Daimler sucht wie auch viele IT-Firmen in der Region den frühen Kontakt mit Studierenden, etwa durch Bachelor- und Masterarbeiten oder Ferienjobs.

Aber auch in Richtung der Young Professionals wirft der Konzern Netze aus: Berufstätige mit interessanten Profilen werden durch Veranstaltungen wie das „Reboot Camp“ im vergangenen August zu einem Wechsel inspiriert. 870 Bewerbungen gab es laut Daimler. Die besten 120 wurden zu dem Event in die Unternehmenszentrale eingeladen – für 50 freie Stellen.

„Wir erproben an so einem Recruitingtag, ob man zueinander passt“, sagt Zeitz. „Das ist kein klassischer Auswahl-, sondern ein Matchingprozess, der von beiden Seiten kommt.“

Reboot-Camp der Daimler-Truck AG.
Recruiting-Tage mit Großevent-Charakter: Um künftige Beschäftigte mit „Engpassprofilen“ zu finden, scheuen Firmen wir Daimler Truck etwa bei ihrem „Reboot-Camp“ keine Kosten und Mühen. Foto: Daimler Truck AG

Der Aufwand für so ein Großevent ist hoch. Doch die Mühe lohnt sich: Nahezu alle 50 Stellen konnten laut Daimler innerhalb von zwei Tagen besetzt werden. „Ein großer Schritt nach vorn“, freut sich Zeitz.

Nicht alle Firmen sind so schnell und können so viel zahlen. „Bei großen Firmen ist das Gehalt mitunter heftig, da können Kleinere nicht mithalten“, sagt Personalvermittlerin Gutmann.

• Aufgabe A
Stimmen die folgenden Aussagen mit dem Seitenauszug überein? Antworten Sie jeweils mit Ja oder Nein und zitieren Sie die entscheidenden Worte wörtlich: (i) Für das „Reboot Camp“ gingen laut Daimler 870 Bewerbungen ein. (ii) Alle Bewerberinnen und Bewerber wurden in die Unternehmenszentrale eingeladen. (iii) Nahezu alle 50 Stellen wurden innerhalb von zwei Tagen besetzt.
• Aufgabe B
Wer sagt im Seitenauszug, dass kleinere Firmen beim Gehalt großer Firmen nicht mithalten können?
Die Daten werden zur Bearbeitung nicht benötigt.

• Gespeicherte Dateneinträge
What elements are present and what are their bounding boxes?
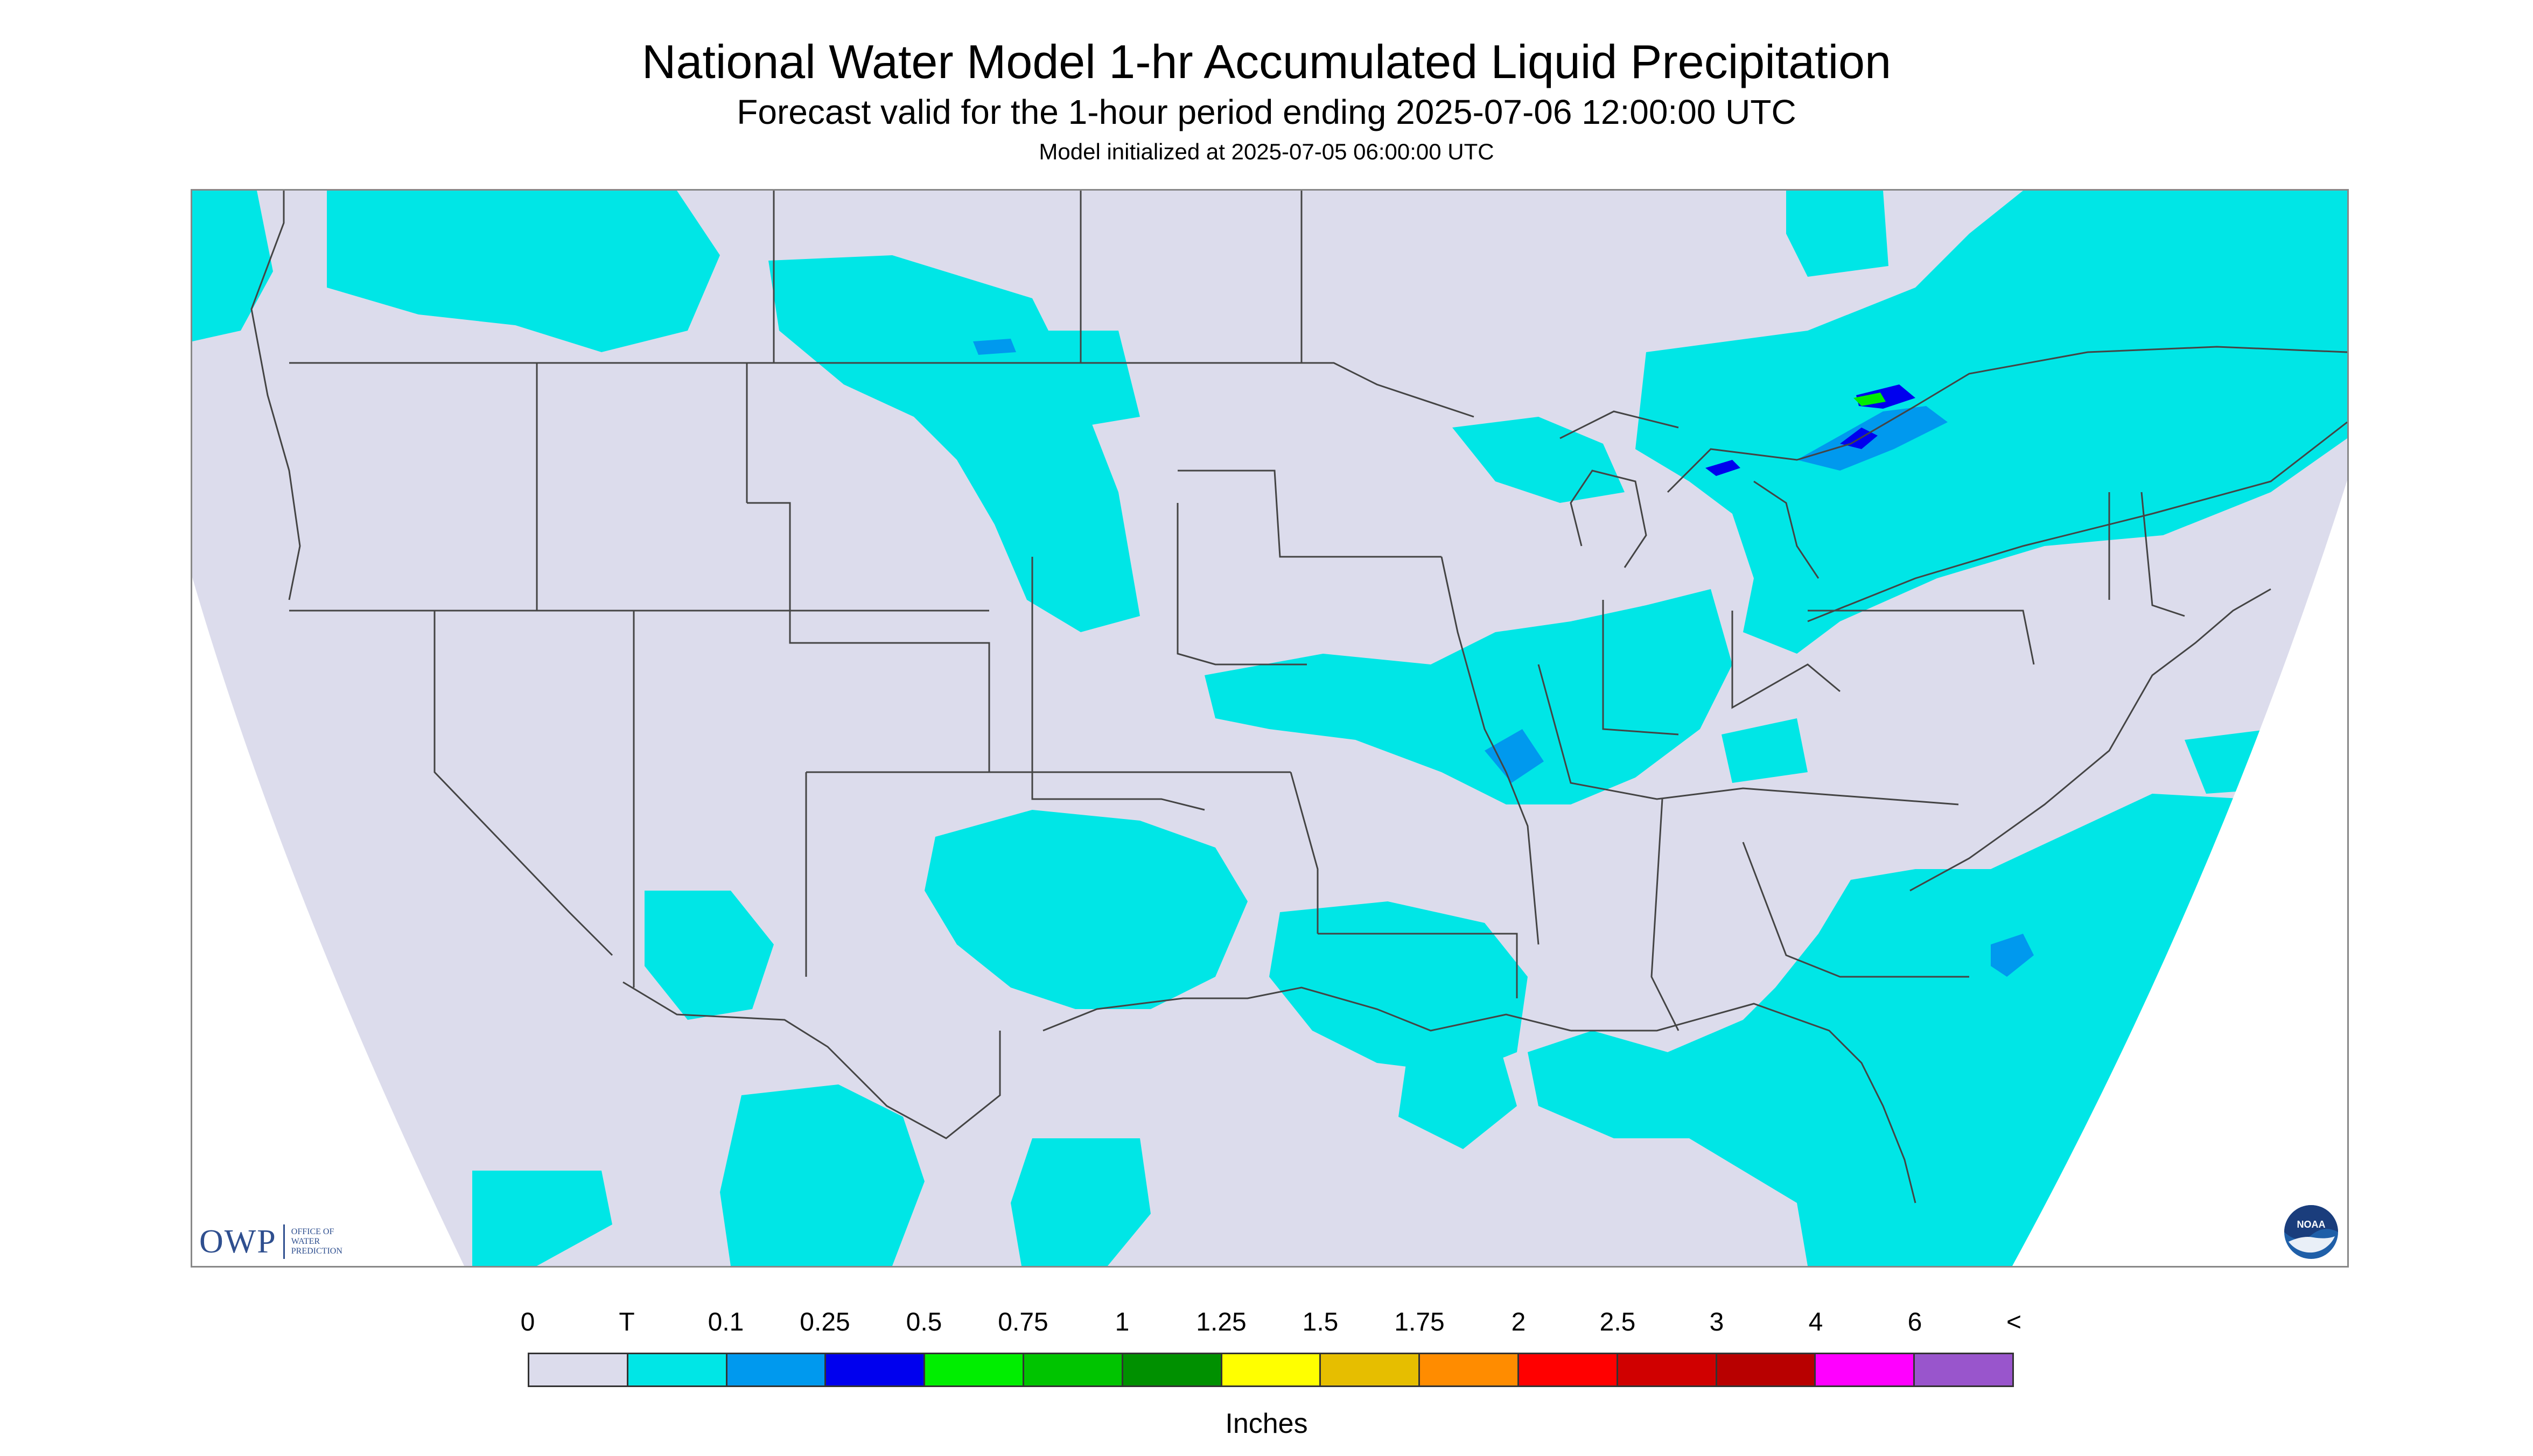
owp-sub-line-1: OFFICE OF xyxy=(291,1227,334,1236)
owp-sub-line-3: PREDICTION xyxy=(291,1247,342,1256)
legend-units: Inches xyxy=(1225,1408,1308,1439)
legend-tick-label: 1.75 xyxy=(1394,1308,1445,1336)
legend-swatch xyxy=(1321,1354,1421,1385)
owp-logo-text: OWP xyxy=(199,1223,277,1260)
legend-tick-label: 0.25 xyxy=(800,1308,850,1336)
boundary-lines xyxy=(250,191,2347,1203)
precip-fields xyxy=(192,191,2347,1266)
map-subtitle: Forecast valid for the 1-hour period end… xyxy=(737,93,1796,131)
legend-tick-label: 4 xyxy=(1808,1308,1823,1336)
green-precip xyxy=(1853,393,1886,406)
legend-swatch xyxy=(529,1354,628,1385)
owp-logo: OWP OFFICE OF WATER PREDICTION xyxy=(199,1220,342,1263)
noaa-logo: NOAA xyxy=(2284,1205,2338,1259)
legend-tick-label: 0.5 xyxy=(906,1308,942,1336)
legend-tick-label: < xyxy=(2006,1308,2022,1336)
legend-tick-label: 1.25 xyxy=(1196,1308,1247,1336)
legend-tick-label: 0.1 xyxy=(708,1308,744,1336)
legend-tick-label: 6 xyxy=(1907,1308,1922,1336)
legend-swatch xyxy=(628,1354,727,1385)
owp-logo-subtext: OFFICE OF WATER PREDICTION xyxy=(291,1227,342,1256)
legend-swatch xyxy=(1816,1354,1915,1385)
legend-tick-label: 1 xyxy=(1115,1308,1130,1336)
noaa-logo-text: NOAA xyxy=(2297,1219,2326,1230)
legend-tick-label: 3 xyxy=(1709,1308,1724,1336)
legend-tick-label: 0 xyxy=(520,1308,535,1336)
legend-swatch xyxy=(1519,1354,1618,1385)
legend-swatch xyxy=(1024,1354,1123,1385)
precip-colorbar xyxy=(528,1353,2014,1387)
legend-swatch xyxy=(727,1354,827,1385)
legend-tick-label: 2 xyxy=(1511,1308,1526,1336)
map-canvas xyxy=(192,191,2347,1266)
owp-sub-line-2: WATER xyxy=(291,1237,320,1246)
legend-swatch xyxy=(826,1354,926,1385)
legend-tick-label: T xyxy=(619,1308,635,1336)
legend-swatch xyxy=(1222,1354,1321,1385)
legend-labels: 0 T 0.1 0.25 0.5 0.75 1 1.25 1.5 1.75 2 2.5 3 4 6 < xyxy=(521,1306,2021,1339)
model-init-line: Model initialized at 2025-07-05 06:00:00… xyxy=(1039,139,1494,164)
legend-tick-label: 0.75 xyxy=(998,1308,1048,1336)
trace-precip xyxy=(192,191,2347,1266)
owp-logo-divider xyxy=(283,1224,285,1259)
legend-swatch xyxy=(1420,1354,1519,1385)
legend-tick-label: 1.5 xyxy=(1302,1308,1339,1336)
legend-swatch xyxy=(1123,1354,1222,1385)
legend-swatch xyxy=(1618,1354,1717,1385)
map-title: National Water Model 1-hr Accumulated Li… xyxy=(641,35,1892,88)
precipitation-map[interactable] xyxy=(191,189,2349,1268)
legend-swatch xyxy=(1717,1354,1816,1385)
legend-tick-label: 2.5 xyxy=(1599,1308,1636,1336)
legend-swatch xyxy=(925,1354,1024,1385)
legend-swatch xyxy=(1915,1354,2012,1385)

• Lösung A
(i) Ja: „870 Bewerbungen gab es laut Daimler.“
(ii) Nein: „Die besten 120 wurden zu dem Event in die Unternehmenszentrale eingeladen“
(iii) Ja: „Nahezu alle 50 Stellen konnten laut Daimler innerhalb von zwei Tagen besetzt werden.“

• Lösung B
Das sagt die Personalvermittlerin Gutmann.